Items from a figure collection
══════

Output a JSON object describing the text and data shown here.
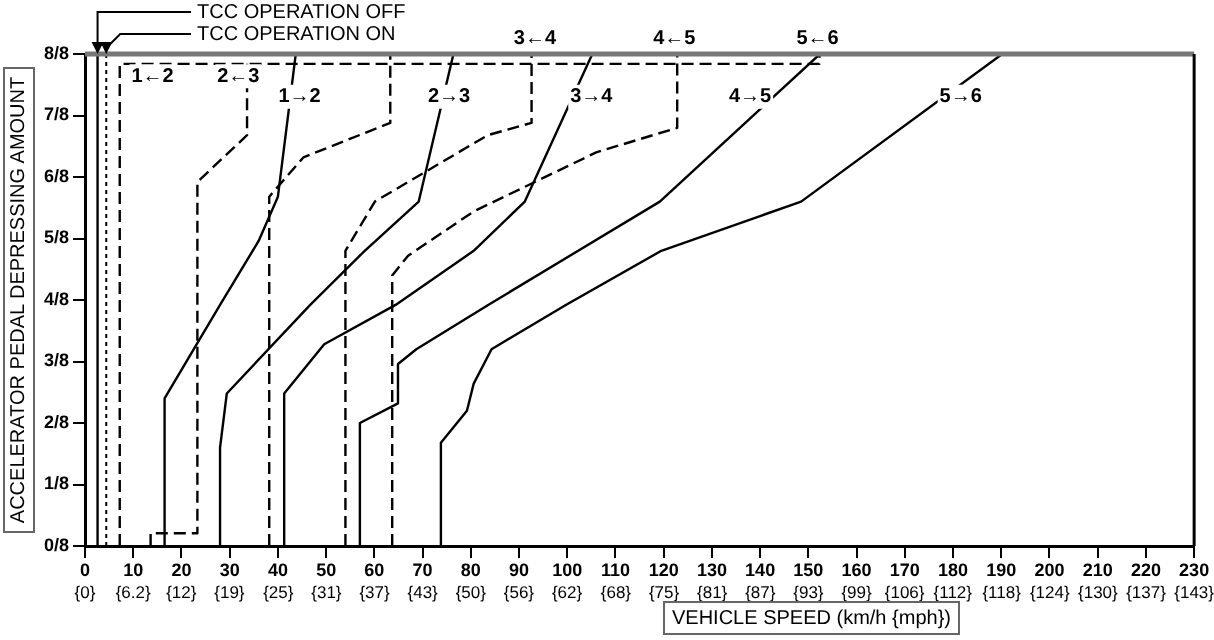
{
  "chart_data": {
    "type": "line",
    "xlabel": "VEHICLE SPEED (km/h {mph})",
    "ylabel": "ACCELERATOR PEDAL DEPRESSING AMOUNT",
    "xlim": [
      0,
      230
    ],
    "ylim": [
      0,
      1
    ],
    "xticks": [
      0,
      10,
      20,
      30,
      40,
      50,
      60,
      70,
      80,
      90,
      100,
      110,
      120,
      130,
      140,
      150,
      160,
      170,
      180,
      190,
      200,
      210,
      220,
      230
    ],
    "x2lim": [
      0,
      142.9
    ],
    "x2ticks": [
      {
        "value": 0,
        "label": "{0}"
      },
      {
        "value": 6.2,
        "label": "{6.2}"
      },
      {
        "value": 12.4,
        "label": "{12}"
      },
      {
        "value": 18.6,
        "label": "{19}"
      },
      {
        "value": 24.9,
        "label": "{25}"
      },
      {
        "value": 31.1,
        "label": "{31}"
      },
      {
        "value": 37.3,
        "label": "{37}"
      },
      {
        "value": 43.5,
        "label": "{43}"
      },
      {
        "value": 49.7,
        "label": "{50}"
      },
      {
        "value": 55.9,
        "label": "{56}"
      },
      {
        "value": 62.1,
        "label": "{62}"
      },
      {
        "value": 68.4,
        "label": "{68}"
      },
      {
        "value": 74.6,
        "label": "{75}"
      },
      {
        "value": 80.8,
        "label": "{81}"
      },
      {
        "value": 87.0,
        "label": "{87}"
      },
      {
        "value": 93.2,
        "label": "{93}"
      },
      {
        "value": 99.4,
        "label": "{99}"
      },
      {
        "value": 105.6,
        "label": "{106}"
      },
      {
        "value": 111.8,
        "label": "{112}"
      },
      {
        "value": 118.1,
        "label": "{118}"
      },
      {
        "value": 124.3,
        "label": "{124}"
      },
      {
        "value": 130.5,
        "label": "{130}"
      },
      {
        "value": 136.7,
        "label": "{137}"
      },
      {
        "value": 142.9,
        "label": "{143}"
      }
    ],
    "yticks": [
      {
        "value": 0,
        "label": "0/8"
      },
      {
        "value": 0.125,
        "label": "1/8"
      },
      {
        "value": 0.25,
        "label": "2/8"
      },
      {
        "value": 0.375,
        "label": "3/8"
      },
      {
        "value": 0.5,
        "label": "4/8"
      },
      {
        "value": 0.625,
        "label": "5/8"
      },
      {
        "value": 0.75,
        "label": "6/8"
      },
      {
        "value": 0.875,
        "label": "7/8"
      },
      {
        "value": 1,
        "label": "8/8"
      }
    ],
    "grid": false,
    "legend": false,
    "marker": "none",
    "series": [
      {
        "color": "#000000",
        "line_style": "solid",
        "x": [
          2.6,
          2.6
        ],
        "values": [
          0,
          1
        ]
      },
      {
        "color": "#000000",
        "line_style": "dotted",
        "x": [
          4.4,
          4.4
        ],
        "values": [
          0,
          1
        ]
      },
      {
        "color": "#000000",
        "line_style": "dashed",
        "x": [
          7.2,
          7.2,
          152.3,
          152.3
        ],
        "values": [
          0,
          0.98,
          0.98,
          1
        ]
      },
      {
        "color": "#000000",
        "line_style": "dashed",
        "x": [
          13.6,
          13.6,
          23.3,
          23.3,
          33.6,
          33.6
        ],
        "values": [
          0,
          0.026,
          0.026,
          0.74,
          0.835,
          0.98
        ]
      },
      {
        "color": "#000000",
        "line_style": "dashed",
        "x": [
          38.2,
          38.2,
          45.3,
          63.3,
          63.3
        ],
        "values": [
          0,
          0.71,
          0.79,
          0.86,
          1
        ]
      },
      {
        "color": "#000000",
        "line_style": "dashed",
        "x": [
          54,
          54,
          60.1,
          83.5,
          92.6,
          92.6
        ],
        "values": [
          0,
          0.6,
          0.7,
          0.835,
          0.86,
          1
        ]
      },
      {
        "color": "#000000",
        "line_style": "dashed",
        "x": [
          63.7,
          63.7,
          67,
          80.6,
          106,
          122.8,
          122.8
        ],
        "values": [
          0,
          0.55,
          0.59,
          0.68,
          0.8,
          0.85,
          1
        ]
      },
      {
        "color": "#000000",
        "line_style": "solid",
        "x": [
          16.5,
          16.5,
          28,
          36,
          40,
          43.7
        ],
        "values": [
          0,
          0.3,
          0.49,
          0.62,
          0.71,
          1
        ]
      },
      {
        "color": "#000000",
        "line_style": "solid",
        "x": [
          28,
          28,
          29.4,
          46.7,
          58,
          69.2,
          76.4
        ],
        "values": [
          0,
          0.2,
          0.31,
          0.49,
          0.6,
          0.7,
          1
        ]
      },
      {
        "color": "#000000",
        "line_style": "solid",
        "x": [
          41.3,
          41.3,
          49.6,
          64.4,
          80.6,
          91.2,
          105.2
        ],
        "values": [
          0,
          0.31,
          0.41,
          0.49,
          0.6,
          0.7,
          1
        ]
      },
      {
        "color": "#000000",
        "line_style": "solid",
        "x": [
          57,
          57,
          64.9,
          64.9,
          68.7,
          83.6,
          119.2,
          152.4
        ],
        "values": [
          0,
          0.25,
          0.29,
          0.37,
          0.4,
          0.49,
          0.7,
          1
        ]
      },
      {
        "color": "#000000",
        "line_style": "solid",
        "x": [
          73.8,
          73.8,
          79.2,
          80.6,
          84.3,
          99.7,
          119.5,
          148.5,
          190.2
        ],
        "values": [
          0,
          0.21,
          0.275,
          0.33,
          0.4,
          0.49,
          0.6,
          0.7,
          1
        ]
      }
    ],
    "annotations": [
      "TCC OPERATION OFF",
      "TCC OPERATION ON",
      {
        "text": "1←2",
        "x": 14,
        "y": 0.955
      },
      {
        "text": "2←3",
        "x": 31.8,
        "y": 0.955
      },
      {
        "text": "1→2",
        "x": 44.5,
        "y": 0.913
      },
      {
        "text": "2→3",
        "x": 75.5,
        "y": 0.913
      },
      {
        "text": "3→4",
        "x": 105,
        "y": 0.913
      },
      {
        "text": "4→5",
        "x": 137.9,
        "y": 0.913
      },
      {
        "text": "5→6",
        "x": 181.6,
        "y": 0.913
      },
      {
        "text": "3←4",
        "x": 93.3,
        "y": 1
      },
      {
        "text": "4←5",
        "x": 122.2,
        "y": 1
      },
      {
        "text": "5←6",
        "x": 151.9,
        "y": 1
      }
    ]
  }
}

══════

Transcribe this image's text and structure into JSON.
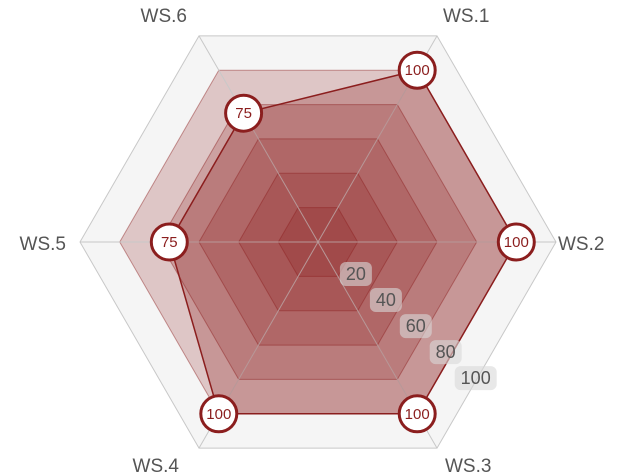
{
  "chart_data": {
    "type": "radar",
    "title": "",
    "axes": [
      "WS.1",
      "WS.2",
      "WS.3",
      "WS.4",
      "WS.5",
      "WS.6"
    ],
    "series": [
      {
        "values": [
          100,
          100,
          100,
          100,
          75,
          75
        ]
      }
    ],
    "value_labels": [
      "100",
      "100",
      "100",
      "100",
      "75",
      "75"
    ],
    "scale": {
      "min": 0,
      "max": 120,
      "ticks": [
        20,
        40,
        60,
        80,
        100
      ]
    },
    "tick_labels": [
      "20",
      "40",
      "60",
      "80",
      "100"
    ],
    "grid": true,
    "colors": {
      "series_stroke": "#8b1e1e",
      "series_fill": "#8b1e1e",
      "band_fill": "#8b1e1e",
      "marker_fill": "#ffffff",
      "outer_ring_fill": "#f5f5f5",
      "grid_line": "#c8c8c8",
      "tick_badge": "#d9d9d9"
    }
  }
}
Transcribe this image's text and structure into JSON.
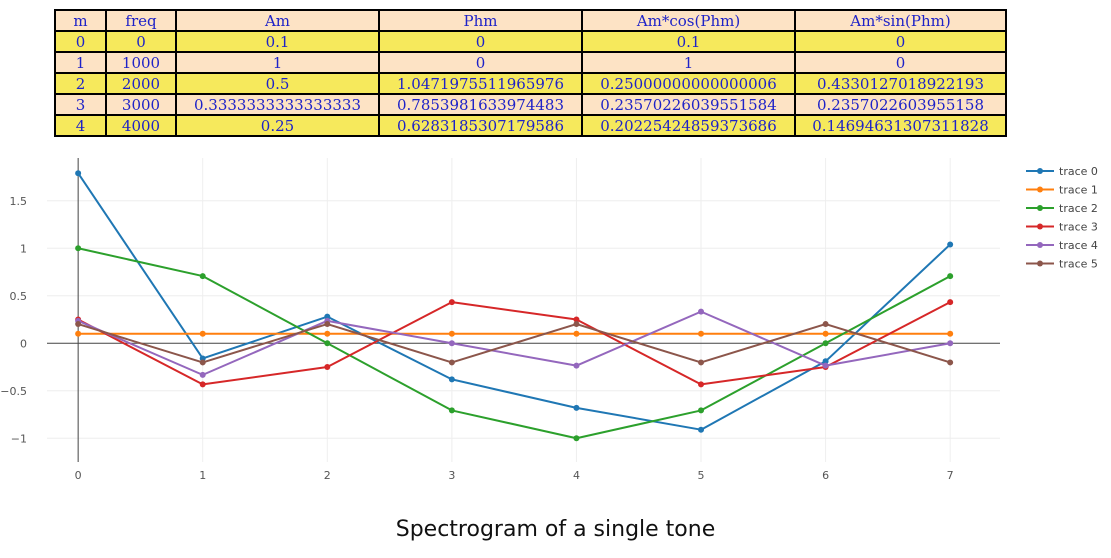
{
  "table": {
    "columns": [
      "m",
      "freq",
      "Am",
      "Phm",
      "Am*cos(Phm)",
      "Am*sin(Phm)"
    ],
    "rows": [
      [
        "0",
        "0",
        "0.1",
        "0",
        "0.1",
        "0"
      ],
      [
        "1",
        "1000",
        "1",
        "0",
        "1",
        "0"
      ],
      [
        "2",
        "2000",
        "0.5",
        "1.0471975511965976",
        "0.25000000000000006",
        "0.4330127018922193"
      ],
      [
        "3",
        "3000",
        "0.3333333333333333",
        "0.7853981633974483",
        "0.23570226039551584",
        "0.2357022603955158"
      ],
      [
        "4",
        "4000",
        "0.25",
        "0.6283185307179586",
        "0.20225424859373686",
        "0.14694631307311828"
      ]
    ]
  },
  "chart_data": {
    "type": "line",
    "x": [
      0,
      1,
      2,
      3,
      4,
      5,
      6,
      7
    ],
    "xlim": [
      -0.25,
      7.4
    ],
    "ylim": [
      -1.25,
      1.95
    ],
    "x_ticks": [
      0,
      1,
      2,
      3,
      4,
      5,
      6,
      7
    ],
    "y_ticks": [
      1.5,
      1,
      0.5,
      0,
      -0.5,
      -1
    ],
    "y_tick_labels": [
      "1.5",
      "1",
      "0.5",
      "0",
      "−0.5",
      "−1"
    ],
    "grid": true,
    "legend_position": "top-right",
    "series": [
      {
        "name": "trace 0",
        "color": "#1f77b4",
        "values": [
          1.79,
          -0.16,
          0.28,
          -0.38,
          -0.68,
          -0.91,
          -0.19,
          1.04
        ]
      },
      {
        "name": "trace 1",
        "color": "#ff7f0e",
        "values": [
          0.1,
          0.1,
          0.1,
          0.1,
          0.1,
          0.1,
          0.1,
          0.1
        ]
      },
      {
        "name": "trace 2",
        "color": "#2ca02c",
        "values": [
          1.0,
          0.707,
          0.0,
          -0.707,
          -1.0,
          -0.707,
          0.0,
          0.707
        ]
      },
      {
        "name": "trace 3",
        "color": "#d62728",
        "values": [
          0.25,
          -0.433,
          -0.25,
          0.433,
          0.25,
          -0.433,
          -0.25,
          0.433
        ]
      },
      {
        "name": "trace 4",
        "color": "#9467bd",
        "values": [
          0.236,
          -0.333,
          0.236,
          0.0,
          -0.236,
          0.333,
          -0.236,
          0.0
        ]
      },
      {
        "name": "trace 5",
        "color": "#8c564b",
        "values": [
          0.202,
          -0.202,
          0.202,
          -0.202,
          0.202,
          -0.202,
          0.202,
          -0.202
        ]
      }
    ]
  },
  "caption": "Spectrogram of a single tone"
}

══════

Return each full line of the entries that contains the word "trace".

        "name": "trace 0",
        "name": "trace 1",
        "name": "trace 2",
        "name": "trace 3",
        "name": "trace 4",
        "name": "trace 5",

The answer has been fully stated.